• _STUDY QUESTIONS_
1. Repeat word for word the part of the forum thread starting at "I ran on about" and ending at "a healing effect.".
2. Which two bridges are named as famous ones in the forum thread?

• _TEXT PROVIDED_
I ran on about 1 meal a day, could not do any more due to the heat, enviorment.

Yes it was ugly, my whole body was wasted. I hated the odors, smells, and everything else.

I at this point in time enjoy the aisian diet and foods, they do have a healing effect.

What more can I say, Mike and Ralph you triggered memories that I donot regret Thank You. This is great.

Kurt

Samsungtech1
Posts: 350
Joined: Jan 2011

I remember when I first got there and when our mama san did our wash for the first time. The clothes smelled funny. Kind of ripe. Of course after a few months it did not smell anymore. When I got back to the states I was wearing kakhis. Everyone I was around kept sniffing like something was smelling bad. Took a friend of mine to tell me it was me. When they washed our clothes in any river they smelled but we did not know it. When I got back these people were smelling the mekong river. I did not know. It smelled, but only if you had never been there. I had my few civies washed before I came back and of course they smelled as bad, but only to civilians who had not been there.

Mike

VascodaGama's picture
VascodaGama
Posts: 1519
Joined: Nov 2010

Mike

Your exchanging posts on smells, etc., made me laugh. It triggered memories I have from the Southeast Asian countries too. The fun is that I also experienced the smell of the Mekong in Vietnam as well as in Cambodia, Thai and Laos. The smell is equally “delicate” in all those countries.
My visit to the region (in the 1980s) was business at the “hands” of the Japanese Aid. I built many bridges some old and some that were bombed or pulled down during the war. Famous ones are the bridge at Phnom Penh and the new bridge at Savannakhet that connects Thai with Laos on the way to Dong Ha in Vietnam.

In my visits to the sites I saw lots of "scars" from the war in burned builds and twisted metal. I recall the tension still very much present in the locals (Vietnamese), when in meetings or in or presence (foreigners). No exchange of conversations or smiles at the sites and photographing the project areas was complicated. Many shouted intimidated words from their thatch houses.

• _DATA FOR ANALYSIS_
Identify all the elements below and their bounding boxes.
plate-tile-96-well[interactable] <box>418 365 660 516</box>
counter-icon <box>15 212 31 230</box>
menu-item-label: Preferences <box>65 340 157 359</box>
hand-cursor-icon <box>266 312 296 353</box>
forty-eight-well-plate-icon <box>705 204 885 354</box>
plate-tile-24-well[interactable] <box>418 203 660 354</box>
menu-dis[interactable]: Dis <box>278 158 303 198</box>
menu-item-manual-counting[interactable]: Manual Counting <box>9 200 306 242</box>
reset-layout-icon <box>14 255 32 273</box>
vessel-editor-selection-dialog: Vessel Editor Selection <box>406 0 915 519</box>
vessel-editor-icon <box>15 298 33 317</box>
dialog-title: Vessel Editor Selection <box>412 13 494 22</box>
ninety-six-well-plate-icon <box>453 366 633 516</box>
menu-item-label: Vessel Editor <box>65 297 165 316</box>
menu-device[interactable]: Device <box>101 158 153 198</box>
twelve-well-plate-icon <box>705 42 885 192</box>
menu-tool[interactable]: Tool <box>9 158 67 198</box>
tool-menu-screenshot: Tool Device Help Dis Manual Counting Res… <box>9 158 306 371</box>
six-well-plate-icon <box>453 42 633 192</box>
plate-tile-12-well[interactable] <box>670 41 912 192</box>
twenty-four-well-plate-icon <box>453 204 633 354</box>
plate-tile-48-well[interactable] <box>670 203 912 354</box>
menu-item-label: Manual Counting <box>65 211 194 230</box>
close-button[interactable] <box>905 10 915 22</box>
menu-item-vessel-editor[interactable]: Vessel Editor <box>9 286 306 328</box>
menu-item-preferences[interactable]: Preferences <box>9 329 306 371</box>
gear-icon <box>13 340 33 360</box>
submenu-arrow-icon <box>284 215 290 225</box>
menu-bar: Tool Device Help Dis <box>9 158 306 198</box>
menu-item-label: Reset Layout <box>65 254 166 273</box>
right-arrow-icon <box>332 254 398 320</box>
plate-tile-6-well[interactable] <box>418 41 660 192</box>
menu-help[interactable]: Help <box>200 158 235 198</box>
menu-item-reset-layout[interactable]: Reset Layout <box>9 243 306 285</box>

• _RESPONSES BY ITEM NUMBER_
1.
I ran on about 1 meal a day, could not do any more due to the heat, enviorment.

Yes it was ugly, my whole body was wasted. I hated the odors, smells, and everything else.

I at this point in time enjoy the aisian diet and foods, they do have a healing effect.

2. The bridge at Phnom Penh and the new bridge at Savannakhet that connects Thai with Laos.